Collected data entries
--------------------------------------------------
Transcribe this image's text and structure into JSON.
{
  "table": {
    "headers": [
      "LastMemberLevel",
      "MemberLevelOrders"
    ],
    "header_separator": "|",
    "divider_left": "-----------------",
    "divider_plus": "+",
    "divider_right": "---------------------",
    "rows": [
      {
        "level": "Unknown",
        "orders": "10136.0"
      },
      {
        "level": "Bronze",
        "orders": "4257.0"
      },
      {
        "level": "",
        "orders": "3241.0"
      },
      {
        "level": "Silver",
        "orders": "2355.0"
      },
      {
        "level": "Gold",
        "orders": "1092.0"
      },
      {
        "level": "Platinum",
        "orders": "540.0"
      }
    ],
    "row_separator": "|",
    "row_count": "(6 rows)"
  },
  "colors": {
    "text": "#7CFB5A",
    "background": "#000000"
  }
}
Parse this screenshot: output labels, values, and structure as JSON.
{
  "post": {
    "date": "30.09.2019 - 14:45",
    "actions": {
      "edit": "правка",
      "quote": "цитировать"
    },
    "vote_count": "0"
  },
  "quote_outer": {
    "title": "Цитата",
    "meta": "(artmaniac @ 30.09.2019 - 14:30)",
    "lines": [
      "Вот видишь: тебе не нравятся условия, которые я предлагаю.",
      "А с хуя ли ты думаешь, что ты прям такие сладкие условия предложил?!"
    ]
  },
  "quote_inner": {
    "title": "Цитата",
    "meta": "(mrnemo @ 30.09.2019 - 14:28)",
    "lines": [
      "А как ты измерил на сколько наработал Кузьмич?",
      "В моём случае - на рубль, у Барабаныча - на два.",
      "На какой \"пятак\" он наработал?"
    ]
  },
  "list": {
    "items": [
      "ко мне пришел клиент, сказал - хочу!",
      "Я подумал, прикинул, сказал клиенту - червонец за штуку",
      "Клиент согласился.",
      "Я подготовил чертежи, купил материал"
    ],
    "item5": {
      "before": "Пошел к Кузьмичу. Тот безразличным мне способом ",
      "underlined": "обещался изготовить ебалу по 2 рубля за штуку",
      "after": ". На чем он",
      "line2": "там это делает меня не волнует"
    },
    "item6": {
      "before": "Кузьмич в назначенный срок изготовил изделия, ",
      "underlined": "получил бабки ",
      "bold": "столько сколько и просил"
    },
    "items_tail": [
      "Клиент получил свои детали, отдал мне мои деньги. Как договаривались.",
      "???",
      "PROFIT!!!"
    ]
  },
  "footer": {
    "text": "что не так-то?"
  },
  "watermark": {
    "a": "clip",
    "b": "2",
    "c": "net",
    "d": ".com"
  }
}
--------------------------------------------------
# SHORT PROBLEM
List all lines in the material containing the string "structure".

# RESPONSE
Transcribe this image's text and structure into JSON.
Parse this screenshot: output labels, values, and structure as JSON.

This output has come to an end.